- [Exercise] Express every one of the lines that follow as a Markdown table with the columns "No." and "Line", one row per line and blank lines omitted. Leave the pictures out of your answer.

- [Data listing]
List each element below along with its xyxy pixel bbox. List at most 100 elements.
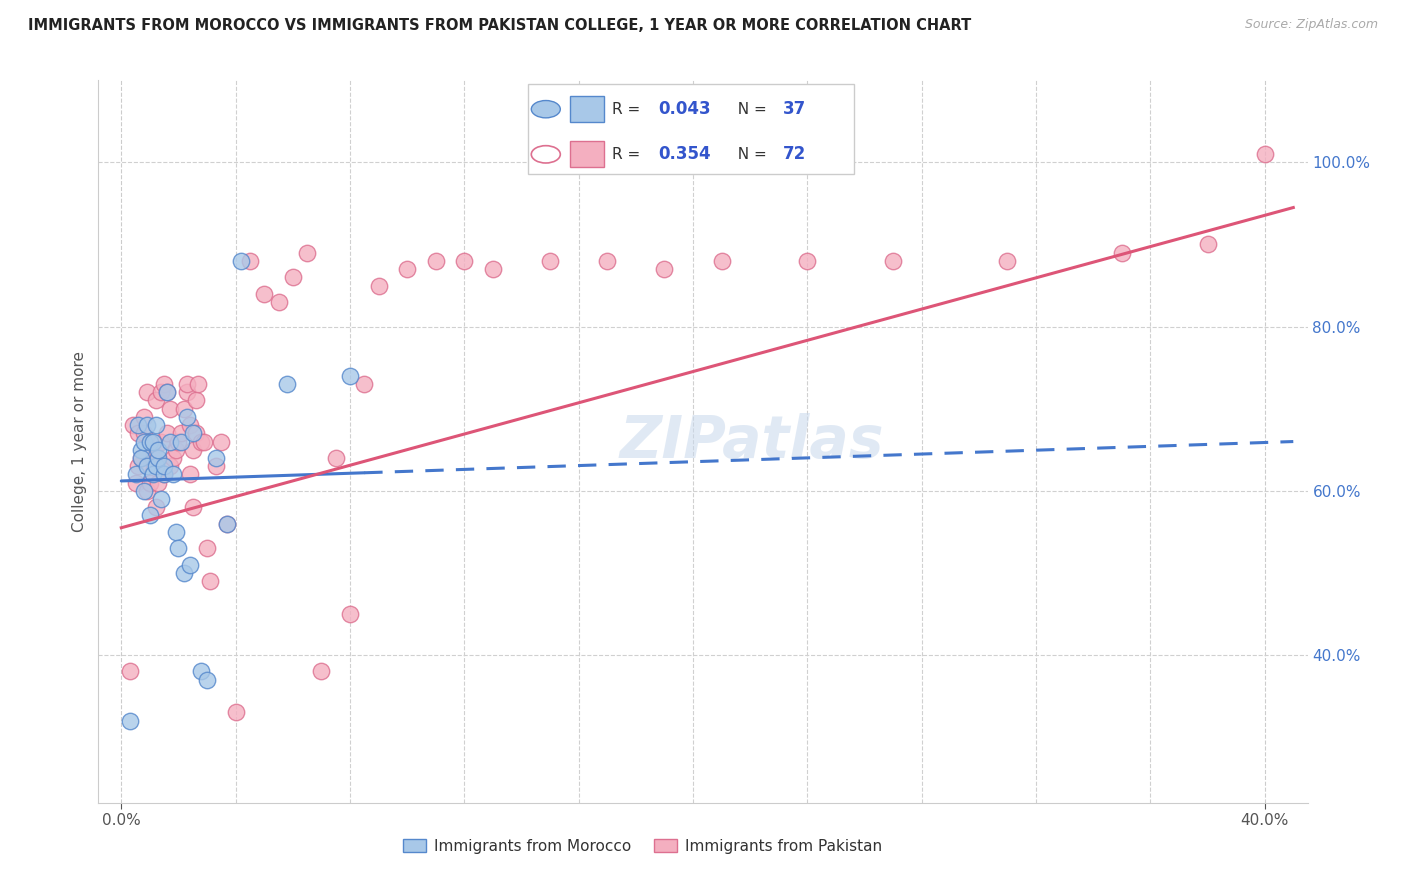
Point — [193, 434, 215, 449]
Point — [295, 245, 318, 260]
Point — [139, 475, 162, 490]
Point — [453, 253, 475, 268]
Point — [325, 450, 347, 465]
Point — [339, 607, 361, 621]
Text: 0.354: 0.354 — [658, 145, 711, 163]
Point — [167, 434, 190, 449]
Point — [156, 426, 179, 441]
Point — [367, 278, 389, 293]
Point — [139, 508, 162, 523]
Point — [281, 270, 304, 285]
Text: 72: 72 — [783, 145, 806, 163]
Point — [156, 385, 179, 400]
Point — [1197, 237, 1219, 252]
Point — [184, 393, 207, 408]
Point — [173, 401, 195, 416]
Point — [209, 434, 232, 449]
Point — [267, 295, 290, 310]
Point — [162, 467, 184, 482]
Point — [170, 426, 193, 441]
Point — [198, 574, 221, 588]
Point — [129, 450, 152, 465]
Text: R =: R = — [613, 147, 645, 161]
Point — [165, 524, 187, 539]
Point — [148, 442, 170, 457]
Point — [190, 665, 212, 679]
Point — [339, 368, 361, 383]
Point — [215, 516, 238, 531]
Point — [142, 450, 165, 465]
Point — [156, 385, 179, 400]
Point — [1111, 245, 1133, 260]
Point — [134, 426, 156, 441]
Point — [179, 467, 201, 482]
Text: ZIPatlas: ZIPatlas — [619, 413, 883, 470]
Point — [882, 253, 904, 268]
Point — [181, 500, 204, 515]
Point — [139, 434, 162, 449]
Point — [148, 450, 170, 465]
Text: N =: N = — [728, 147, 772, 161]
Point — [654, 262, 676, 277]
Point — [145, 393, 167, 408]
Point — [538, 253, 561, 268]
Point — [190, 434, 212, 449]
Text: Source: ZipAtlas.com: Source: ZipAtlas.com — [1244, 18, 1378, 31]
Point — [165, 442, 187, 457]
Point — [1254, 147, 1277, 161]
Point — [127, 459, 149, 474]
Point — [153, 467, 176, 482]
Point — [136, 385, 159, 400]
Point — [142, 442, 165, 457]
Y-axis label: College, 1 year or more: College, 1 year or more — [72, 351, 87, 532]
Point — [136, 418, 159, 433]
Point — [170, 434, 193, 449]
Point — [118, 714, 141, 728]
Point — [150, 385, 173, 400]
Point — [150, 434, 173, 449]
Point — [121, 418, 143, 433]
Point — [187, 377, 209, 392]
Point — [181, 442, 204, 457]
Point — [276, 377, 298, 392]
FancyBboxPatch shape — [569, 141, 603, 168]
Point — [425, 253, 447, 268]
Point — [134, 483, 156, 498]
Point — [311, 665, 333, 679]
Point — [142, 467, 165, 482]
Point — [195, 541, 218, 556]
Point — [153, 467, 176, 482]
Point — [239, 253, 262, 268]
Text: 37: 37 — [783, 100, 806, 118]
Point — [215, 516, 238, 531]
Text: R =: R = — [613, 102, 645, 117]
Point — [124, 475, 146, 490]
Point — [396, 262, 419, 277]
Point — [167, 541, 190, 556]
Point — [129, 442, 152, 457]
Point — [204, 459, 226, 474]
Point — [153, 459, 176, 474]
Point — [204, 450, 226, 465]
Point — [181, 426, 204, 441]
Point — [184, 426, 207, 441]
Point — [139, 434, 162, 449]
Point — [145, 500, 167, 515]
Point — [159, 434, 181, 449]
Point — [136, 459, 159, 474]
Point — [150, 491, 173, 506]
Point — [195, 673, 218, 687]
Point — [179, 418, 201, 433]
Point — [596, 253, 619, 268]
Text: IMMIGRANTS FROM MOROCCO VS IMMIGRANTS FROM PAKISTAN COLLEGE, 1 YEAR OR MORE CORR: IMMIGRANTS FROM MOROCCO VS IMMIGRANTS FR… — [28, 18, 972, 33]
Point — [148, 450, 170, 465]
Text: 0.043: 0.043 — [658, 100, 711, 118]
Point — [162, 450, 184, 465]
Point — [253, 286, 276, 301]
Point — [127, 418, 149, 433]
Point — [145, 459, 167, 474]
Point — [231, 253, 253, 268]
Point — [159, 401, 181, 416]
FancyBboxPatch shape — [569, 96, 603, 122]
Point — [145, 418, 167, 433]
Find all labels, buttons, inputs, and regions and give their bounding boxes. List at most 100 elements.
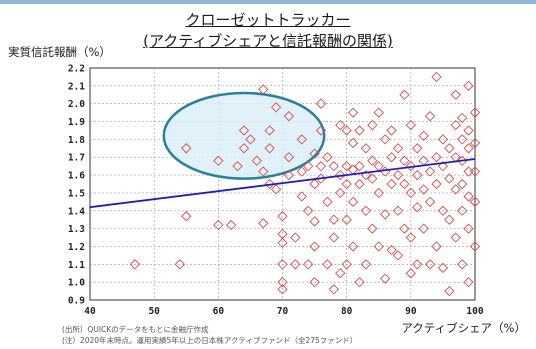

- [Problem solution]
| No. | Line |
|---|---|
| 1 | List each element below along with its xyxy pixel bbox. List at most 100 elements. |
| 2 | Point — [193, 434, 215, 449] |
| 3 | Point — [295, 245, 318, 260] |
| 4 | Point — [139, 475, 162, 490] |
| 5 | Point — [453, 253, 475, 268] |
| 6 | Point — [325, 450, 347, 465] |
| 7 | Point — [339, 607, 361, 621] |
| 8 | Text: 0.354: 0.354 — [658, 145, 711, 163] |
| 9 | Point — [167, 434, 190, 449] |
| 10 | Point — [156, 426, 179, 441] |
| 11 | Point — [367, 278, 389, 293] |
| 12 | Point — [139, 508, 162, 523] |
| 13 | Point — [281, 270, 304, 285] |
| 14 | Text: 72: 72 — [783, 145, 806, 163] |
| 15 | Point — [156, 385, 179, 400] |
| 16 | Point — [1197, 237, 1219, 252] |
| 17 | Point — [184, 393, 207, 408] |
| 18 | Point — [173, 401, 195, 416] |
| 19 | Point — [209, 434, 232, 449] |
| 20 | Point — [267, 295, 290, 310] |
| 21 | Point — [162, 467, 184, 482] |
| 22 | Point — [170, 426, 193, 441] |
| 23 | Point — [198, 574, 221, 588] |
| 24 | Point — [129, 450, 152, 465] |
| 25 | Text: R =: R = — [613, 147, 645, 161] |
| 26 | Point — [165, 524, 187, 539] |
| 27 | Point — [148, 442, 170, 457] |
| 28 | Point — [190, 665, 212, 679] |
| 29 | Point — [339, 368, 361, 383] |
| 30 | Point — [215, 516, 238, 531] |
| 31 | Point — [142, 450, 165, 465] |
| 32 | Point — [156, 385, 179, 400] |
| 33 | Point — [1111, 245, 1133, 260] |
| 34 | Point — [134, 426, 156, 441] |
| 35 | Point — [179, 467, 201, 482] |
| 36 | Text: ZIPatlas: ZIPatlas — [619, 413, 883, 470] |
| 37 | Point — [882, 253, 904, 268] |
| 38 | Point — [181, 500, 204, 515] |
| 39 | Point — [139, 434, 162, 449] |
| 40 | Point — [148, 450, 170, 465] |
| 41 | Text: N =: N = — [728, 147, 772, 161] |
| 42 | Point — [654, 262, 676, 277] |
| 43 | Point — [145, 393, 167, 408] |
| 44 | Point — [538, 253, 561, 268] |
| 45 | Point — [190, 434, 212, 449] |
| 46 | Text: Source: ZipAtlas.com: Source: ZipAtlas.com — [1244, 18, 1378, 31] |
| 47 | Point — [165, 442, 187, 457] |
| 48 | Point — [1254, 147, 1277, 161] |
| 49 | Point — [127, 459, 149, 474] |
| 50 | Point — [153, 467, 176, 482] |
| 51 | Point — [136, 385, 159, 400] |
| 52 | Point — [142, 442, 165, 457] |
| 53 | Y-axis label: College, 1 year or more: College, 1 year or more — [72, 351, 87, 532] |
| 54 | Point — [136, 418, 159, 433] |
| 55 | Point — [170, 434, 193, 449] |
| 56 | Point — [118, 714, 141, 728] |
| 57 | Point — [150, 385, 173, 400] |
| 58 | Point — [150, 434, 173, 449] |
| 59 | Point — [121, 418, 143, 433] |
| 60 | Point — [187, 377, 209, 392] |
| 61 | Point — [181, 442, 204, 457] |
| 62 | Point — [276, 377, 298, 392] |
| 63 | FancyBboxPatch shape — [569, 141, 603, 168] |
| 64 | Point — [425, 253, 447, 268] |
| 65 | Point — [134, 483, 156, 498] |
| 66 | Point — [311, 665, 333, 679] |
| 67 | Point — [142, 467, 165, 482] |
| 68 | Point — [195, 541, 218, 556] |
| 69 | Point — [153, 467, 176, 482] |
| 70 | Point — [239, 253, 262, 268] |
| 71 | Text: 37: 37 — [783, 100, 806, 118] |
| 72 | Point — [215, 516, 238, 531] |
| 73 | Text: R =: R = — [613, 102, 645, 117] |
| 74 | Point — [124, 475, 146, 490] |
| 75 | Point — [396, 262, 419, 277] |
| 76 | Point — [167, 541, 190, 556] |
| 77 | Point — [129, 442, 152, 457] |
| 78 | Point — [204, 459, 226, 474] |
| 79 | Point — [153, 459, 176, 474] |
| 80 | Point — [204, 450, 226, 465] |
| 81 | Point — [181, 426, 204, 441] |
| 82 | Point — [184, 426, 207, 441] |
| 83 | Point — [139, 434, 162, 449] |
| 84 | Point — [145, 500, 167, 515] |
| 85 | Point — [159, 434, 181, 449] |
| 86 | Point — [136, 459, 159, 474] |
| 87 | Point — [150, 491, 173, 506] |
| 88 | Point — [195, 673, 218, 687] |
| 89 | Point — [179, 418, 201, 433] |
| 90 | Point — [596, 253, 619, 268] |
| 91 | Text: IMMIGRANTS FROM MOROCCO VS IMMIGRANTS FROM PAKISTAN COLLEGE, 1 YEAR OR MORE CORR: IMMIGRANTS FROM MOROCCO VS IMMIGRANTS FR… — [28, 18, 972, 33] |
| 92 | Point — [148, 450, 170, 465] |
| 93 | Text: 0.043: 0.043 — [658, 100, 711, 118] |
| 94 | Point — [162, 450, 184, 465] |
| 95 | Point — [253, 286, 276, 301] |
| 96 | Point — [127, 418, 149, 433] |
| 97 | Point — [145, 459, 167, 474] |
| 98 | Point — [231, 253, 253, 268] |
| 99 | Point — [159, 401, 181, 416] |
| 100 | FancyBboxPatch shape — [569, 96, 603, 122] |
| 101 | Point — [145, 418, 167, 433] |
| 102 | Find all labels, buttons, inputs, and regions and give their bounding boxes. List at most 100 elements. |